▶ **What is expected**:
For each line that holds "JSON", copy the line out.

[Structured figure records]

___

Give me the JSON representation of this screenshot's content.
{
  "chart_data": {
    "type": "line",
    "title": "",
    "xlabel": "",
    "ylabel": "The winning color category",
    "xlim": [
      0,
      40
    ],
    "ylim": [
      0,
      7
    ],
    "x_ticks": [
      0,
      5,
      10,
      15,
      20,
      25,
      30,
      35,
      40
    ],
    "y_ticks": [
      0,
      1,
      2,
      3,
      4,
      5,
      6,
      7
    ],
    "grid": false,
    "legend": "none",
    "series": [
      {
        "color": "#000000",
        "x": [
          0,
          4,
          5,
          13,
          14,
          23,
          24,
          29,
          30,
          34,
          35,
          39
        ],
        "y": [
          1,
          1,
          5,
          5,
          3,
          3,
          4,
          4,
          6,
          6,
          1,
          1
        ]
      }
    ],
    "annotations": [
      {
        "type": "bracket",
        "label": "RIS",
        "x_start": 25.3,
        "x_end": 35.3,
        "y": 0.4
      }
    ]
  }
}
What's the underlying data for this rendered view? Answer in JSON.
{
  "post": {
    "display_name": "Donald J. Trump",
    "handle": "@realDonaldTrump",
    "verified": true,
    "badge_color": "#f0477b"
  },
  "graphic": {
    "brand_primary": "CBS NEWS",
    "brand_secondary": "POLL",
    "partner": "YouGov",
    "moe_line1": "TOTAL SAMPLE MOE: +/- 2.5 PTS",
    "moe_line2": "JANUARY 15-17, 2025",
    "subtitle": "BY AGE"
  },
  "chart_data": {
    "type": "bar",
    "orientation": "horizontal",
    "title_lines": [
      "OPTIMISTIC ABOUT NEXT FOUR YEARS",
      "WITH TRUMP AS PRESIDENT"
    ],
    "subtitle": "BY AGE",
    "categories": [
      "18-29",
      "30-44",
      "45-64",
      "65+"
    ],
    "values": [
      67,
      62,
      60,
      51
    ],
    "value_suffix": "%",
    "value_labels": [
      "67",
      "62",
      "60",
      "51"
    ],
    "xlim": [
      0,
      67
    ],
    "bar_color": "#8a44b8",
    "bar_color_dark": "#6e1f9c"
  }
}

___

▶ **Exercise output**:
Give me the JSON representation of this screenshot's content.
What's the underlying data for this rendered view? Answer in JSON.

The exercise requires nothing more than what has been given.